[Goal]
Copy each entry as it stands, leaving nothing out.

Collected data entries

=-=-=

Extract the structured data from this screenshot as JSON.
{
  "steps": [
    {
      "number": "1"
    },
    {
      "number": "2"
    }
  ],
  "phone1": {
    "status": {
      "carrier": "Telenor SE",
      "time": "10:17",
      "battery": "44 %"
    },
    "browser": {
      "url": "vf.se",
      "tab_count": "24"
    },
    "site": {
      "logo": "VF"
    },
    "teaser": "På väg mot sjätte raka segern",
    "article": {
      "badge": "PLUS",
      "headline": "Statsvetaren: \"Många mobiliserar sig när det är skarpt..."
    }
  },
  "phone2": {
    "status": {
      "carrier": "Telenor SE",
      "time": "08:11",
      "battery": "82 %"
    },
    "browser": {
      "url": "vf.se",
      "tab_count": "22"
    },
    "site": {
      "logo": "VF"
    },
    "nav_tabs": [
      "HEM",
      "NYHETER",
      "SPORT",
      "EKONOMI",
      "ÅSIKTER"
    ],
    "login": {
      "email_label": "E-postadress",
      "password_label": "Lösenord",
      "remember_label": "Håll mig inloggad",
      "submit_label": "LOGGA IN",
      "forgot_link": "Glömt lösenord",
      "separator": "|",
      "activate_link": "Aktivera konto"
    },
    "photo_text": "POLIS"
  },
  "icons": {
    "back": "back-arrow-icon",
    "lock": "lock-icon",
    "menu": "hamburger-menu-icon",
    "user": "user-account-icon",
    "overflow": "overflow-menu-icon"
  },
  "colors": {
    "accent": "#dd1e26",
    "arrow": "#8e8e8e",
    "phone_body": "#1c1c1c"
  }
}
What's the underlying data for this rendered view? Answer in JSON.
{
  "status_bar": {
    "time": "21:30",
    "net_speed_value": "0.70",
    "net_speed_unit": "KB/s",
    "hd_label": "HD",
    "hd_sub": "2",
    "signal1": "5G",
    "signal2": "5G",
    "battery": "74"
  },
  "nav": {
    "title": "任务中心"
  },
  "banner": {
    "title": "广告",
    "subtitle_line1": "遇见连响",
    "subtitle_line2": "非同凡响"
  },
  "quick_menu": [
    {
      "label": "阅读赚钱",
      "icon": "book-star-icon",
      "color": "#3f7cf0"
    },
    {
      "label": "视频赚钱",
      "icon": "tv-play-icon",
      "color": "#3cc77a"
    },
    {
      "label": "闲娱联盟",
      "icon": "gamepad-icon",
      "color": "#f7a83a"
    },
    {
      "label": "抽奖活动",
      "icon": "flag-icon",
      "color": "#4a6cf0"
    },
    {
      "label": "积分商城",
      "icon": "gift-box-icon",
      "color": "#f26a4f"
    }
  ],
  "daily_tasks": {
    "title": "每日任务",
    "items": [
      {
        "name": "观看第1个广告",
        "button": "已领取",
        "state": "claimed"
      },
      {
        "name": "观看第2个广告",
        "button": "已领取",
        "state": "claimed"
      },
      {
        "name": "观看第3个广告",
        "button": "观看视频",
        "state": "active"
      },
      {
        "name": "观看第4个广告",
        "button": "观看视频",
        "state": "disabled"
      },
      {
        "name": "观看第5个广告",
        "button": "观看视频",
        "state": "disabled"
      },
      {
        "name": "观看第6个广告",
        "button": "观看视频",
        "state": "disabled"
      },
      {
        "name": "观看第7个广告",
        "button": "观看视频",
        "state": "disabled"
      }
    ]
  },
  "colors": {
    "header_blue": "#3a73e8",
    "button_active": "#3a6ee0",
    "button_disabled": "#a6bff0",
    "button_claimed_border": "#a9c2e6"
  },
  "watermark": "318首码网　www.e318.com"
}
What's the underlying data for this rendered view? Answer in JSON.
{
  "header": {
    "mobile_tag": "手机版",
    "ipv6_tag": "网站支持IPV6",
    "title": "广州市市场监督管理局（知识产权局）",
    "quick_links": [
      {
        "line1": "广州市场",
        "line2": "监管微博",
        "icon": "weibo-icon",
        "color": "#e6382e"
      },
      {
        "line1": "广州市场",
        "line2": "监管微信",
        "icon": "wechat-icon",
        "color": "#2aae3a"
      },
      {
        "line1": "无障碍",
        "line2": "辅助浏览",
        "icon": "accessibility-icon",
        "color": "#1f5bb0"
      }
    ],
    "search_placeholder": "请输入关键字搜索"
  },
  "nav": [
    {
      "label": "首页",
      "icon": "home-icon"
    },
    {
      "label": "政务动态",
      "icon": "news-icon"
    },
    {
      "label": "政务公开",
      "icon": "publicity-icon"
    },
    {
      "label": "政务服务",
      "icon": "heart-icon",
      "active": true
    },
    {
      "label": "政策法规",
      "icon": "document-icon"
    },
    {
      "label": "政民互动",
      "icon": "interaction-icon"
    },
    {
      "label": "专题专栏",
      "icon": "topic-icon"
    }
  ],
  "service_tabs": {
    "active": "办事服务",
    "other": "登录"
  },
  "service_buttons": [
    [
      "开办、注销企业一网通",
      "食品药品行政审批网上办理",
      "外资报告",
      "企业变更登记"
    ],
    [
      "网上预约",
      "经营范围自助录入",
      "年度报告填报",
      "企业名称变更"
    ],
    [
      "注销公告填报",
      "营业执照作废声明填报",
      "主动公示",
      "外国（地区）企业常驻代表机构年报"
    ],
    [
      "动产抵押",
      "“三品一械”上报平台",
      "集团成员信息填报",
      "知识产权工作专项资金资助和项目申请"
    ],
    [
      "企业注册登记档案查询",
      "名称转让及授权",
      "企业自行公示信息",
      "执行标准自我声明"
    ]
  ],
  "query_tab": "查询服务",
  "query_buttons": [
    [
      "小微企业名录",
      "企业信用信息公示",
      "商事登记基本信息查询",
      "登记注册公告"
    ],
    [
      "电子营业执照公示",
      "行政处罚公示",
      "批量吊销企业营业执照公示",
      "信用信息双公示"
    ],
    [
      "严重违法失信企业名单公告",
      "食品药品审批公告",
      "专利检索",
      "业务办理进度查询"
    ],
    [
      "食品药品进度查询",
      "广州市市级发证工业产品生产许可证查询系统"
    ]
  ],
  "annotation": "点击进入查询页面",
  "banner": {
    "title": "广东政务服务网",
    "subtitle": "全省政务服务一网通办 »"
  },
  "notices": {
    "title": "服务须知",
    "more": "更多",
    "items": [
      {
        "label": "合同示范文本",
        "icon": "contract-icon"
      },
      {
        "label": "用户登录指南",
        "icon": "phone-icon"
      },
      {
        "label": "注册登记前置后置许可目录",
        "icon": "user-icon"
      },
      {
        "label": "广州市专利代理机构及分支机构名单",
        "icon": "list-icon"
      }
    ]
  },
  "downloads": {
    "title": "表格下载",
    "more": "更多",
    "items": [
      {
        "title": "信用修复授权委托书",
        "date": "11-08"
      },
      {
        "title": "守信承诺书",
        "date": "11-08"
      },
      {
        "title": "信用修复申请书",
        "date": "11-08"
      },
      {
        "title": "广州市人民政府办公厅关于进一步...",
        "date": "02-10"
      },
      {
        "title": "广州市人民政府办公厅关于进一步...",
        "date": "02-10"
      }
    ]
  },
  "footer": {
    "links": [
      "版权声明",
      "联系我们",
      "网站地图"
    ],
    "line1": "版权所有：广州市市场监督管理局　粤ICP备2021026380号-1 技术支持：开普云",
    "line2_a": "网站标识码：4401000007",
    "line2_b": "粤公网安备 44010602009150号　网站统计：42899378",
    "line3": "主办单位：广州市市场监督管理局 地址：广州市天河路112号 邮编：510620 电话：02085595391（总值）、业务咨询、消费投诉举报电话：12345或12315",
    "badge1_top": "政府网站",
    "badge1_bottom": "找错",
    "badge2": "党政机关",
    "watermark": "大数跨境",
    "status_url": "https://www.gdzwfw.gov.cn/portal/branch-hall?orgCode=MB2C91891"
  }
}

=-=-=

[In response]
Extract the structured data from this screenshot as JSON.
{
  "steps": [
    {
      "number": "1"
    },
    {
      "number": "2"
    }
  ],
  "phone1": {
    "status": {
      "carrier": "Telenor SE",
      "time": "10:17",
      "battery": "44 %"
    },
    "browser": {
      "url": "vf.se",
      "tab_count": "24"
    },
    "site": {
      "logo": "VF"
    },
    "teaser": "På väg mot sjätte raka segern",
    "article": {
      "badge": "PLUS",
      "headline": "Statsvetaren: \"Många mobiliserar sig när det är skarpt..."
    }
  },
  "phone2": {
    "status": {
      "carrier": "Telenor SE",
      "time": "08:11",
      "battery": "82 %"
    },
    "browser": {
      "url": "vf.se",
      "tab_count": "22"
    },
    "site": {
      "logo": "VF"
    },
    "nav_tabs": [
      "HEM",
      "NYHETER",
      "SPORT",
      "EKONOMI",
      "ÅSIKTER"
    ],
    "login": {
      "email_label": "E-postadress",
      "password_label": "Lösenord",
      "remember_label": "Håll mig inloggad",
      "submit_label": "LOGGA IN",
      "forgot_link": "Glömt lösenord",
      "separator": "|",
      "activate_link": "Aktivera konto"
    },
    "photo_text": "POLIS"
  },
  "icons": {
    "back": "back-arrow-icon",
    "lock": "lock-icon",
    "menu": "hamburger-menu-icon",
    "user": "user-account-icon",
    "overflow": "overflow-menu-icon"
  },
  "colors": {
    "accent": "#dd1e26",
    "arrow": "#8e8e8e",
    "phone_body": "#1c1c1c"
  }
}
What's the underlying data for this rendered view? Answer in JSON.
{
  "status_bar": {
    "time": "21:30",
    "net_speed_value": "0.70",
    "net_speed_unit": "KB/s",
    "hd_label": "HD",
    "hd_sub": "2",
    "signal1": "5G",
    "signal2": "5G",
    "battery": "74"
  },
  "nav": {
    "title": "任务中心"
  },
  "banner": {
    "title": "广告",
    "subtitle_line1": "遇见连响",
    "subtitle_line2": "非同凡响"
  },
  "quick_menu": [
    {
      "label": "阅读赚钱",
      "icon": "book-star-icon",
      "color": "#3f7cf0"
    },
    {
      "label": "视频赚钱",
      "icon": "tv-play-icon",
      "color": "#3cc77a"
    },
    {
      "label": "闲娱联盟",
      "icon": "gamepad-icon",
      "color": "#f7a83a"
    },
    {
      "label": "抽奖活动",
      "icon": "flag-icon",
      "color": "#4a6cf0"
    },
    {
      "label": "积分商城",
      "icon": "gift-box-icon",
      "color": "#f26a4f"
    }
  ],
  "daily_tasks": {
    "title": "每日任务",
    "items": [
      {
        "name": "观看第1个广告",
        "button": "已领取",
        "state": "claimed"
      },
      {
        "name": "观看第2个广告",
        "button": "已领取",
        "state": "claimed"
      },
      {
        "name": "观看第3个广告",
        "button": "观看视频",
        "state": "active"
      },
      {
        "name": "观看第4个广告",
        "button": "观看视频",
        "state": "disabled"
      },
      {
        "name": "观看第5个广告",
        "button": "观看视频",
        "state": "disabled"
      },
      {
        "name": "观看第6个广告",
        "button": "观看视频",
        "state": "disabled"
      },
      {
        "name": "观看第7个广告",
        "button": "观看视频",
        "state": "disabled"
      }
    ]
  },
  "colors": {
    "header_blue": "#3a73e8",
    "button_active": "#3a6ee0",
    "button_disabled": "#a6bff0",
    "button_claimed_border": "#a9c2e6"
  },
  "watermark": "318首码网　www.e318.com"
}
What's the underlying data for this rendered view? Answer in JSON.
{
  "header": {
    "mobile_tag": "手机版",
    "ipv6_tag": "网站支持IPV6",
    "title": "广州市市场监督管理局（知识产权局）",
    "quick_links": [
      {
        "line1": "广州市场",
        "line2": "监管微博",
        "icon": "weibo-icon",
        "color": "#e6382e"
      },
      {
        "line1": "广州市场",
        "line2": "监管微信",
        "icon": "wechat-icon",
        "color": "#2aae3a"
      },
      {
        "line1": "无障碍",
        "line2": "辅助浏览",
        "icon": "accessibility-icon",
        "color": "#1f5bb0"
      }
    ],
    "search_placeholder": "请输入关键字搜索"
  },
  "nav": [
    {
      "label": "首页",
      "icon": "home-icon"
    },
    {
      "label": "政务动态",
      "icon": "news-icon"
    },
    {
      "label": "政务公开",
      "icon": "publicity-icon"
    },
    {
      "label": "政务服务",
      "icon": "heart-icon",
      "active": true
    },
    {
      "label": "政策法规",
      "icon": "document-icon"
    },
    {
      "label": "政民互动",
      "icon": "interaction-icon"
    },
    {
      "label": "专题专栏",
      "icon": "topic-icon"
    }
  ],
  "service_tabs": {
    "active": "办事服务",
    "other": "登录"
  },
  "service_buttons": [
    [
      "开办、注销企业一网通",
      "食品药品行政审批网上办理",
      "外资报告",
      "企业变更登记"
    ],
    [
      "网上预约",
      "经营范围自助录入",
      "年度报告填报",
      "企业名称变更"
    ],
    [
      "注销公告填报",
      "营业执照作废声明填报",
      "主动公示",
      "外国（地区）企业常驻代表机构年报"
    ],
    [
      "动产抵押",
      "“三品一械”上报平台",
      "集团成员信息填报",
      "知识产权工作专项资金资助和项目申请"
    ],
    [
      "企业注册登记档案查询",
      "名称转让及授权",
      "企业自行公示信息",
      "执行标准自我声明"
    ]
  ],
  "query_tab": "查询服务",
  "query_buttons": [
    [
      "小微企业名录",
      "企业信用信息公示",
      "商事登记基本信息查询",
      "登记注册公告"
    ],
    [
      "电子营业执照公示",
      "行政处罚公示",
      "批量吊销企业营业执照公示",
      "信用信息双公示"
    ],
    [
      "严重违法失信企业名单公告",
      "食品药品审批公告",
      "专利检索",
      "业务办理进度查询"
    ],
    [
      "食品药品进度查询",
      "广州市市级发证工业产品生产许可证查询系统"
    ]
  ],
  "annotation": "点击进入查询页面",
  "banner": {
    "title": "广东政务服务网",
    "subtitle": "全省政务服务一网通办 »"
  },
  "notices": {
    "title": "服务须知",
    "more": "更多",
    "items": [
      {
        "label": "合同示范文本",
        "icon": "contract-icon"
      },
      {
        "label": "用户登录指南",
        "icon": "phone-icon"
      },
      {
        "label": "注册登记前置后置许可目录",
        "icon": "user-icon"
      },
      {
        "label": "广州市专利代理机构及分支机构名单",
        "icon": "list-icon"
      }
    ]
  },
  "downloads": {
    "title": "表格下载",
    "more": "更多",
    "items": [
      {
        "title": "信用修复授权委托书",
        "date": "11-08"
      },
      {
        "title": "守信承诺书",
        "date": "11-08"
      },
      {
        "title": "信用修复申请书",
        "date": "11-08"
      },
      {
        "title": "广州市人民政府办公厅关于进一步...",
        "date": "02-10"
      },
      {
        "title": "广州市人民政府办公厅关于进一步...",
        "date": "02-10"
      }
    ]
  },
  "footer": {
    "links": [
      "版权声明",
      "联系我们",
      "网站地图"
    ],
    "line1": "版权所有：广州市市场监督管理局　粤ICP备2021026380号-1 技术支持：开普云",
    "line2_a": "网站标识码：4401000007",
    "line2_b": "粤公网安备 44010602009150号　网站统计：42899378",
    "line3": "主办单位：广州市市场监督管理局 地址：广州市天河路112号 邮编：510620 电话：02085595391（总值）、业务咨询、消费投诉举报电话：12345或12315",
    "badge1_top": "政府网站",
    "badge1_bottom": "找错",
    "badge2": "党政机关",
    "watermark": "大数跨境",
    "status_url": "https://www.gdzwfw.gov.cn/portal/branch-hall?orgCode=MB2C91891"
  }
}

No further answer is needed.